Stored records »
-- -- --

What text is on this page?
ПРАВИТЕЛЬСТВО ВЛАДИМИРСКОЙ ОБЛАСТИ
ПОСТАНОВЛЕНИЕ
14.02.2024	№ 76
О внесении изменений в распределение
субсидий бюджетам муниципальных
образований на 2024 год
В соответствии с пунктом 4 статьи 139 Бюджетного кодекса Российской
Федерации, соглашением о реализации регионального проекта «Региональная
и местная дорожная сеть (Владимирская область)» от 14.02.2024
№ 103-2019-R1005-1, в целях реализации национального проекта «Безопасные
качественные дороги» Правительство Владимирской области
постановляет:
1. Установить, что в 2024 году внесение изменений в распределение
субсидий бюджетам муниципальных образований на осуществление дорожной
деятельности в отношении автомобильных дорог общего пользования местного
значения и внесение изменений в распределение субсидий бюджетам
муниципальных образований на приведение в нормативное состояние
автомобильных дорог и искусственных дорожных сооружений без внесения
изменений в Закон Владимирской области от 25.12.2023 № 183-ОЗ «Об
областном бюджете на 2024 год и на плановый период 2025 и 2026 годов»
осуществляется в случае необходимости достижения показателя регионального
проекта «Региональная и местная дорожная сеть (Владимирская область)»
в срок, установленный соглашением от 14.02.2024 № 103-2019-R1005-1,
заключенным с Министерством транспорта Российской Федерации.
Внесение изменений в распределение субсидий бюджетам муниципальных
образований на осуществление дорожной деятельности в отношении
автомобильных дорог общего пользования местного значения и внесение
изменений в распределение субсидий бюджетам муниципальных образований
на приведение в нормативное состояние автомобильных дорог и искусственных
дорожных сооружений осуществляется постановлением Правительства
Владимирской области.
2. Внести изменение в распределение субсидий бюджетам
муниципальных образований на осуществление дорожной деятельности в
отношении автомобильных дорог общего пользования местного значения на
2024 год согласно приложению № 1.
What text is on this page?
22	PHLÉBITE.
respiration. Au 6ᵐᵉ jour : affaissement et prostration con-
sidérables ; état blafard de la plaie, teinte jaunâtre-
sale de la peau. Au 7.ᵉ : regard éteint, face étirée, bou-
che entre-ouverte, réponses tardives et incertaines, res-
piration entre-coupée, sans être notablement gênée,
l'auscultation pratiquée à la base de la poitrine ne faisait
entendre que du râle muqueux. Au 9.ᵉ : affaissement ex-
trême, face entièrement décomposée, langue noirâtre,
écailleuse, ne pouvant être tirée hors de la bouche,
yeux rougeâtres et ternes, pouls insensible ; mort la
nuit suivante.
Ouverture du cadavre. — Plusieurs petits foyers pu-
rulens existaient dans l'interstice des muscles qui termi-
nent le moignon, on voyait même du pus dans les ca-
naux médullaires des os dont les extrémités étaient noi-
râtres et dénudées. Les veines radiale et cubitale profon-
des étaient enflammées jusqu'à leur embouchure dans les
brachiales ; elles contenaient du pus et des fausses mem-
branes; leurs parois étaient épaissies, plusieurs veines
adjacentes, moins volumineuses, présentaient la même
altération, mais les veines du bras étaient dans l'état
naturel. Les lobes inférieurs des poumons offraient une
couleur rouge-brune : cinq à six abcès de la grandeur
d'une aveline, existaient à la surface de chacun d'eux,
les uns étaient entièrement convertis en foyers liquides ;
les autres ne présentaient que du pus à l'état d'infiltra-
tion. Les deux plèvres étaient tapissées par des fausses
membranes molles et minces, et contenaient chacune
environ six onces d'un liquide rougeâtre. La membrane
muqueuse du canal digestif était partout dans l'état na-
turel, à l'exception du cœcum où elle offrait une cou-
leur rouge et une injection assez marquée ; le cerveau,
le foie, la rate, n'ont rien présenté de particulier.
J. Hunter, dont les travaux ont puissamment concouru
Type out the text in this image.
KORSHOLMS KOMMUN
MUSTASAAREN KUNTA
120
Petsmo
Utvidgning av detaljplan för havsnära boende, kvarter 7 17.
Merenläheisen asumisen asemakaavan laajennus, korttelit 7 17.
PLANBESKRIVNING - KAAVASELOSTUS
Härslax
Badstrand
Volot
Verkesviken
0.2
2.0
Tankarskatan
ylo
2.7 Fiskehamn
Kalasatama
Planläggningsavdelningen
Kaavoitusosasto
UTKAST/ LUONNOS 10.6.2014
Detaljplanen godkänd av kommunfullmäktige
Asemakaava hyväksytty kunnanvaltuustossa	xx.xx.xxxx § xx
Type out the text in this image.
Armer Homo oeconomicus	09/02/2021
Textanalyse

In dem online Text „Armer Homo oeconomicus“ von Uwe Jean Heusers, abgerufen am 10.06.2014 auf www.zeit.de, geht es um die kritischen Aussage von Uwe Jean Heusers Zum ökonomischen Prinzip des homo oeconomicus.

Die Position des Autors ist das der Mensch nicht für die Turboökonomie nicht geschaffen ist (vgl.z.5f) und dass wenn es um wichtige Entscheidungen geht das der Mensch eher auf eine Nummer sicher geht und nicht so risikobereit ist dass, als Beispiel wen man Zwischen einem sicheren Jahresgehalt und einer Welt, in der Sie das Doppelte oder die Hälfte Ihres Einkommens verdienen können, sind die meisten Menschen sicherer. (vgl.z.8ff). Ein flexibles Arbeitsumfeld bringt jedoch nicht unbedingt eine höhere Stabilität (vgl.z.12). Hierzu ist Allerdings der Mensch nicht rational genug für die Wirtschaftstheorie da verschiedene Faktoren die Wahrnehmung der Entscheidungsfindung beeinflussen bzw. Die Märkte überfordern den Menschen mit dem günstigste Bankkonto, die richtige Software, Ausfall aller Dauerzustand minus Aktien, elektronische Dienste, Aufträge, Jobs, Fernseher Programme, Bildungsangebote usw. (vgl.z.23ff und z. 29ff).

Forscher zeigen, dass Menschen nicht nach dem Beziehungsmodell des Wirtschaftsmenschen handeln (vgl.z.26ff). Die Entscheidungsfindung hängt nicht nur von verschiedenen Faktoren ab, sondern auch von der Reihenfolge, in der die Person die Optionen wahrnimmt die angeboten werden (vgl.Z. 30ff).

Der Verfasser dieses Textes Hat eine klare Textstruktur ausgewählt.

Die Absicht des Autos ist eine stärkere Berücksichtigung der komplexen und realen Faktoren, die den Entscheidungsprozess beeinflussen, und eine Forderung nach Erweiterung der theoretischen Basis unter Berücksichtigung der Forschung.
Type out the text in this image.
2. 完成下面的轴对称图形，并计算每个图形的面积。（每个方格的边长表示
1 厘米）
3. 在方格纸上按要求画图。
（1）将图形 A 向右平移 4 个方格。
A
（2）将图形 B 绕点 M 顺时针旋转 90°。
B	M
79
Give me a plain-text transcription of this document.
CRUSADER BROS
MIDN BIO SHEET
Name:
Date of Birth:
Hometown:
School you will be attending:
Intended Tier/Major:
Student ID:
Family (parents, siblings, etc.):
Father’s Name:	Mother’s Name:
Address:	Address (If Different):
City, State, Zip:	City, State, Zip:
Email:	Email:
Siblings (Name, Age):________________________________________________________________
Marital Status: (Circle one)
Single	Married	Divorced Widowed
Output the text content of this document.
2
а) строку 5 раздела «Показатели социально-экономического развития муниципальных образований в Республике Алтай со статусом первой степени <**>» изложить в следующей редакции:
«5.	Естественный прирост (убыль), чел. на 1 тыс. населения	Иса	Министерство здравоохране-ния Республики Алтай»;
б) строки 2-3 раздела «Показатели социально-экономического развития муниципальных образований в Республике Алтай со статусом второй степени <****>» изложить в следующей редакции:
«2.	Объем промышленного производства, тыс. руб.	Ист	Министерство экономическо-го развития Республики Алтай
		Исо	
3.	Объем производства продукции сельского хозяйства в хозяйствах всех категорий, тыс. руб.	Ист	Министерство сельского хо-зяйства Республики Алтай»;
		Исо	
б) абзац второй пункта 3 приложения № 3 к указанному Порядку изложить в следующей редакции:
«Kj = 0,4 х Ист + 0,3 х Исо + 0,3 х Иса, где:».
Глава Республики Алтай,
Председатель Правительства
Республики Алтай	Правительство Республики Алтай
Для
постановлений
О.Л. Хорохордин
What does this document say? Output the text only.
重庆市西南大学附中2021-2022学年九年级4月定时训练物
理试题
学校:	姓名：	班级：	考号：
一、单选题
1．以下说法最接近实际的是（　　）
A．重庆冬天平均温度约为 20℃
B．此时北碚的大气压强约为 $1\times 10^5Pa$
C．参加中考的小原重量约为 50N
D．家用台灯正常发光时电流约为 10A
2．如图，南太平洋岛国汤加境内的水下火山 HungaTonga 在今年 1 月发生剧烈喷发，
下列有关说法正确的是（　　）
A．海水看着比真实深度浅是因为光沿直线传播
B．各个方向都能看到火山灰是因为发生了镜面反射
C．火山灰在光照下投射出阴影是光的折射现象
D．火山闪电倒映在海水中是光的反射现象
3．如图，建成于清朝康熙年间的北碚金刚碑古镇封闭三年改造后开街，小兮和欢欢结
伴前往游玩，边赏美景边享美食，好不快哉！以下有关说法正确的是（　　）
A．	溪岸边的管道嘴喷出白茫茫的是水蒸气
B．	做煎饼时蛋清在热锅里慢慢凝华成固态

-- -- --

WHAT TO PRODUCE »
Read through the entries and copy every line that includes "Региональная".

EXERCISE ANSWER »
Федерации, соглашением о реализации регионального проекта «Региональная
проекта «Региональная и местная дорожная сеть (Владимирская область)»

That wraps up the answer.